* Exercise requirements:
Reproduce every entry that follows word for word, but omit the images.

begin

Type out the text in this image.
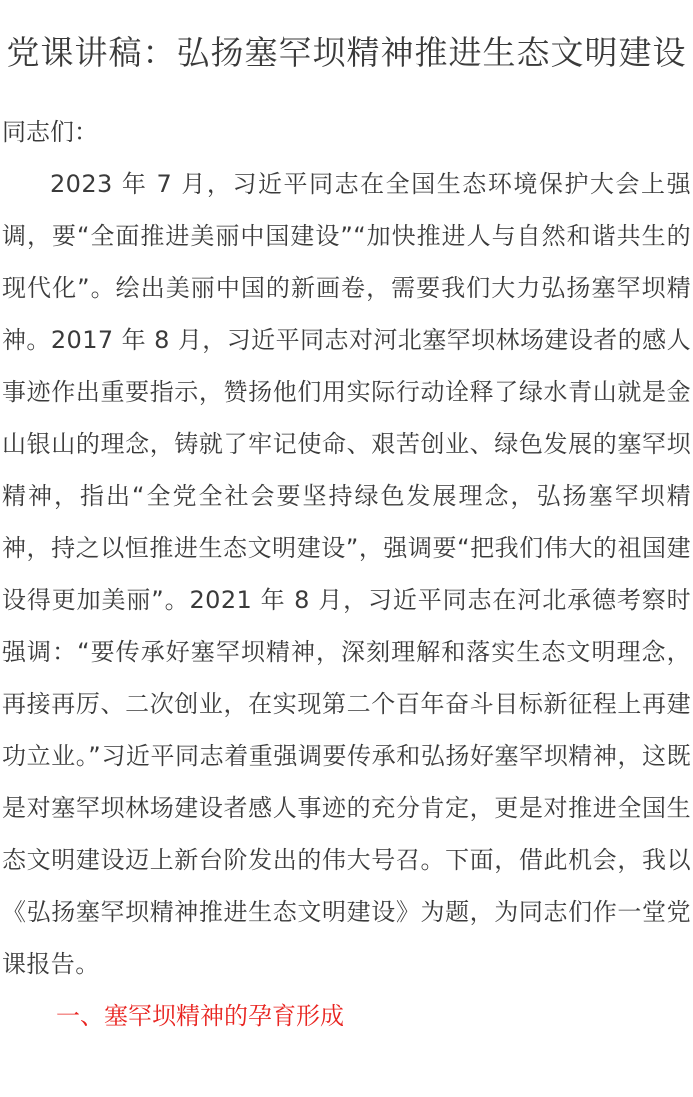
党课讲稿：弘扬塞罕坝精神推进生态文明建设

同志们：

2023 年 7 月，习近平同志在全国生态环境保护大会上强调，要“全面推进美丽中国建设”“加快推进人与自然和谐共生的现代化”。绘出美丽中国的新画卷，需要我们大力弘扬塞罕坝精神。2017 年 8 月，习近平同志对河北塞罕坝林场建设者的感人事迹作出重要指示，赞扬他们用实际行动诠释了绿水青山就是金山银山的理念，铸就了牢记使命、艰苦创业、绿色发展的塞罕坝精神，指出“全党全社会要坚持绿色发展理念，弘扬塞罕坝精神，持之以恒推进生态文明建设”，强调要“把我们伟大的祖国建设得更加美丽”。2021 年 8 月，习近平同志在河北承德考察时强调：“要传承好塞罕坝精神，深刻理解和落实生态文明理念，再接再厉、二次创业，在实现第二个百年奋斗目标新征程上再建功立业。”习近平同志着重强调要传承和弘扬好塞罕坝精神，这既是对塞罕坝林场建设者感人事迹的充分肯定，更是对推进全国生态文明建设迈上新台阶发出的伟大号召。下面，借此机会，我以《弘扬塞罕坝精神推进生态文明建设》为题，为同志们作一堂党课报告。

一、塞罕坝精神的孕育形成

end

* Problem solution:
Type out the text in this image.
党课讲稿：弘扬塞罕坝精神推进生态文明建设

同志们：

2023 年 7 月，习近平同志在全国生态环境保护大会上强调，要“全面推进美丽中国建设”“加快推进人与自然和谐共生的现代化”。绘出美丽中国的新画卷，需要我们大力弘扬塞罕坝精神。2017 年 8 月，习近平同志对河北塞罕坝林场建设者的感人事迹作出重要指示，赞扬他们用实际行动诠释了绿水青山就是金山银山的理念，铸就了牢记使命、艰苦创业、绿色发展的塞罕坝精神，指出“全党全社会要坚持绿色发展理念，弘扬塞罕坝精神，持之以恒推进生态文明建设”，强调要“把我们伟大的祖国建设得更加美丽”。2021 年 8 月，习近平同志在河北承德考察时强调：“要传承好塞罕坝精神，深刻理解和落实生态文明理念，再接再厉、二次创业，在实现第二个百年奋斗目标新征程上再建功立业。”习近平同志着重强调要传承和弘扬好塞罕坝精神，这既是对塞罕坝林场建设者感人事迹的充分肯定，更是对推进全国生态文明建设迈上新台阶发出的伟大号召。下面，借此机会，我以《弘扬塞罕坝精神推进生态文明建设》为题，为同志们作一堂党课报告。

一、塞罕坝精神的孕育形成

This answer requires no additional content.